> **What needs to be done**
All of the material below is to be returned exactly.

[Saved data entries]
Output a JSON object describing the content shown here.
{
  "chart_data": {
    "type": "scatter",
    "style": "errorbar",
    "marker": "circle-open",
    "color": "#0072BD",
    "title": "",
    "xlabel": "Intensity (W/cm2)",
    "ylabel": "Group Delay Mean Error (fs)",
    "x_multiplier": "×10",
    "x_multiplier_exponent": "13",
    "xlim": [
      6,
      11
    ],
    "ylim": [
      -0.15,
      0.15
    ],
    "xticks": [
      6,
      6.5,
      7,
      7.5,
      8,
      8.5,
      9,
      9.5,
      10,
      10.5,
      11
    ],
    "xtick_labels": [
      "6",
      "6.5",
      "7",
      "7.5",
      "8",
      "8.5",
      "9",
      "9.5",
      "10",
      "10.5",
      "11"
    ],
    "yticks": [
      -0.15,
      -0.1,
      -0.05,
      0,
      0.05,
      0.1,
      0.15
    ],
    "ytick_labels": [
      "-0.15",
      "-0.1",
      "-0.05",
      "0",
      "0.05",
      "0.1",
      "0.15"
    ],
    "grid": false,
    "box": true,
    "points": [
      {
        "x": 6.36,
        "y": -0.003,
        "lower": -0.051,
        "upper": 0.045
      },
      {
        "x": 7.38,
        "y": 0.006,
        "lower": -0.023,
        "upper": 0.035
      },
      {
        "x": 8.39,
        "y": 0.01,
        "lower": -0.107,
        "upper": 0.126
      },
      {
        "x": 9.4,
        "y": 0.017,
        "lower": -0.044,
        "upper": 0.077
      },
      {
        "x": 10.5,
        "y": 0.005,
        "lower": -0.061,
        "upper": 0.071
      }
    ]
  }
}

> **Output below**
Output a JSON object describing the content shown here.
{
  "chart_data": {
    "type": "scatter",
    "style": "errorbar",
    "marker": "circle-open",
    "color": "#0072BD",
    "title": "",
    "xlabel": "Intensity (W/cm2)",
    "ylabel": "Group Delay Mean Error (fs)",
    "x_multiplier": "×10",
    "x_multiplier_exponent": "13",
    "xlim": [
      6,
      11
    ],
    "ylim": [
      -0.15,
      0.15
    ],
    "xticks": [
      6,
      6.5,
      7,
      7.5,
      8,
      8.5,
      9,
      9.5,
      10,
      10.5,
      11
    ],
    "xtick_labels": [
      "6",
      "6.5",
      "7",
      "7.5",
      "8",
      "8.5",
      "9",
      "9.5",
      "10",
      "10.5",
      "11"
    ],
    "yticks": [
      -0.15,
      -0.1,
      -0.05,
      0,
      0.05,
      0.1,
      0.15
    ],
    "ytick_labels": [
      "-0.15",
      "-0.1",
      "-0.05",
      "0",
      "0.05",
      "0.1",
      "0.15"
    ],
    "grid": false,
    "box": true,
    "points": [
      {
        "x": 6.36,
        "y": -0.003,
        "lower": -0.051,
        "upper": 0.045
      },
      {
        "x": 7.38,
        "y": 0.006,
        "lower": -0.023,
        "upper": 0.035
      },
      {
        "x": 8.39,
        "y": 0.01,
        "lower": -0.107,
        "upper": 0.126
      },
      {
        "x": 9.4,
        "y": 0.017,
        "lower": -0.044,
        "upper": 0.077
      },
      {
        "x": 10.5,
        "y": 0.005,
        "lower": -0.061,
        "upper": 0.071
      }
    ]
  }
}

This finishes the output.